[Rows from a dataset]
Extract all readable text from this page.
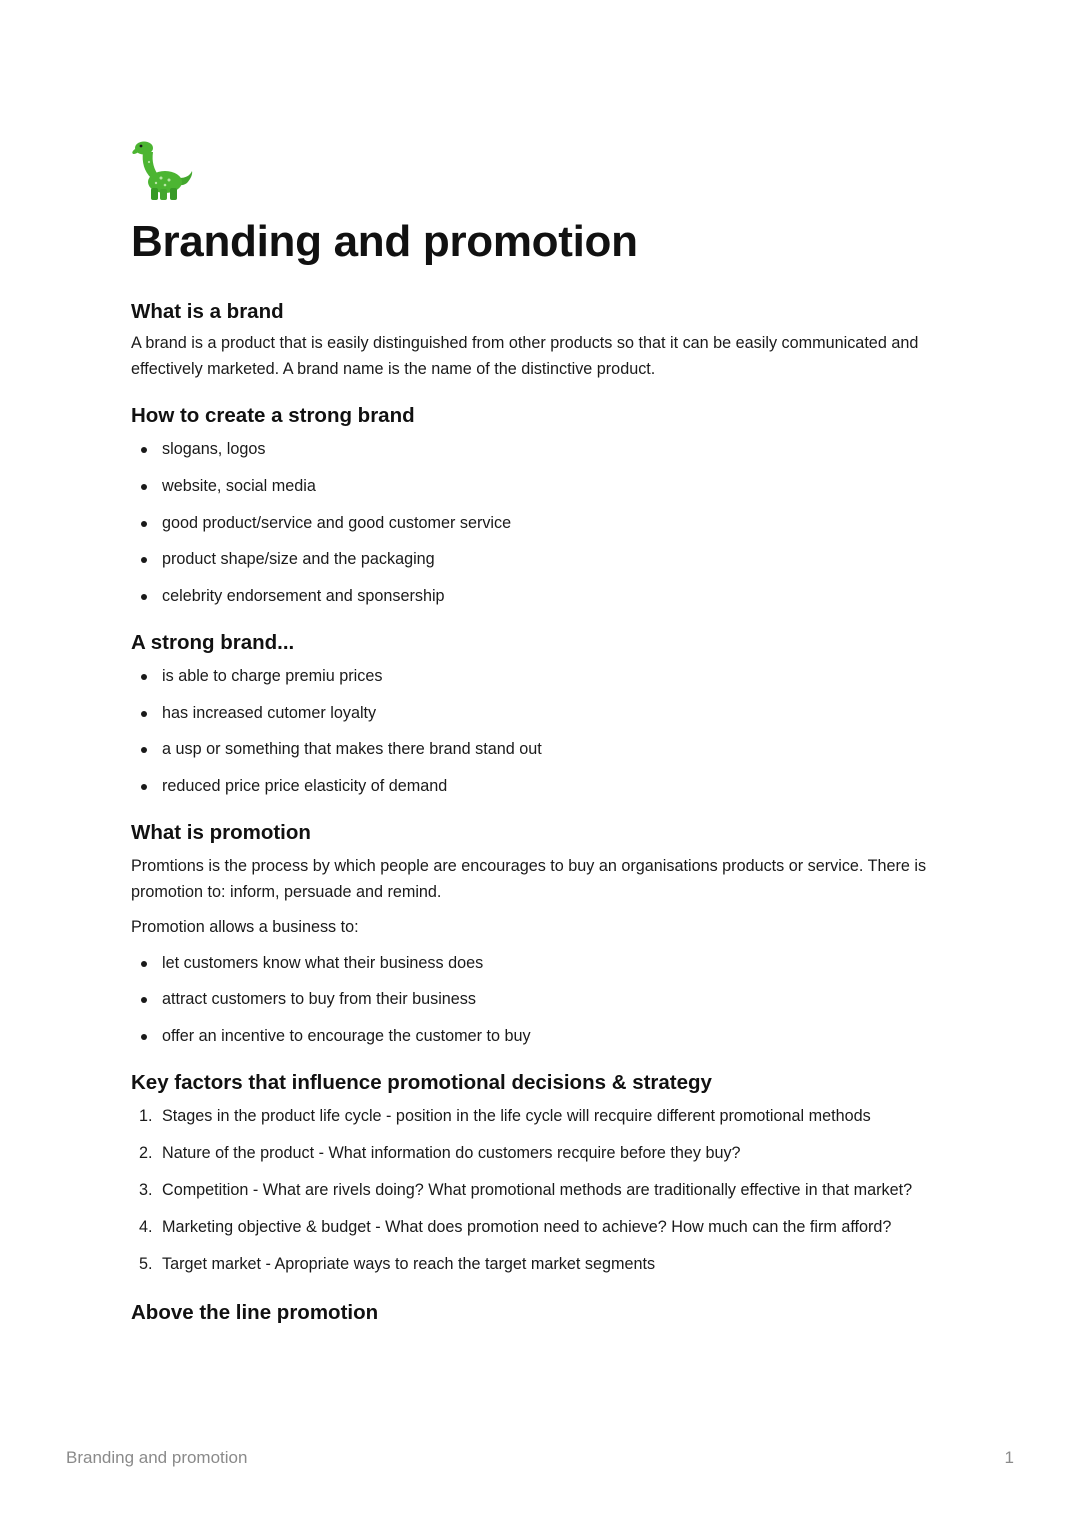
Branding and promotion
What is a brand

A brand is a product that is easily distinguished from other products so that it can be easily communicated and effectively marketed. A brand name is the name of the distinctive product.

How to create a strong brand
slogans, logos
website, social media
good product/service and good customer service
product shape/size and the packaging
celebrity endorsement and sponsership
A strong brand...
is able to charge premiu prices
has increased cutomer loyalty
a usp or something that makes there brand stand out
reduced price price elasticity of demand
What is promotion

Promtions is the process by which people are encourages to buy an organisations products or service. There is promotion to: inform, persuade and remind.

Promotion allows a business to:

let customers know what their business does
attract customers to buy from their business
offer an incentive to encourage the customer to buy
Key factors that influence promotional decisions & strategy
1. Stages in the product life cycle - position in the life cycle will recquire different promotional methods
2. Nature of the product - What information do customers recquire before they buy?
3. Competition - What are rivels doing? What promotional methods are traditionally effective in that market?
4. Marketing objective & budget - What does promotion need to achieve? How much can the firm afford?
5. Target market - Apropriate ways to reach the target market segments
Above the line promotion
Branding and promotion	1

Task brief:
For the material, find the number of lines holding the word "service" and give that figure and nothing more.

Written response:
2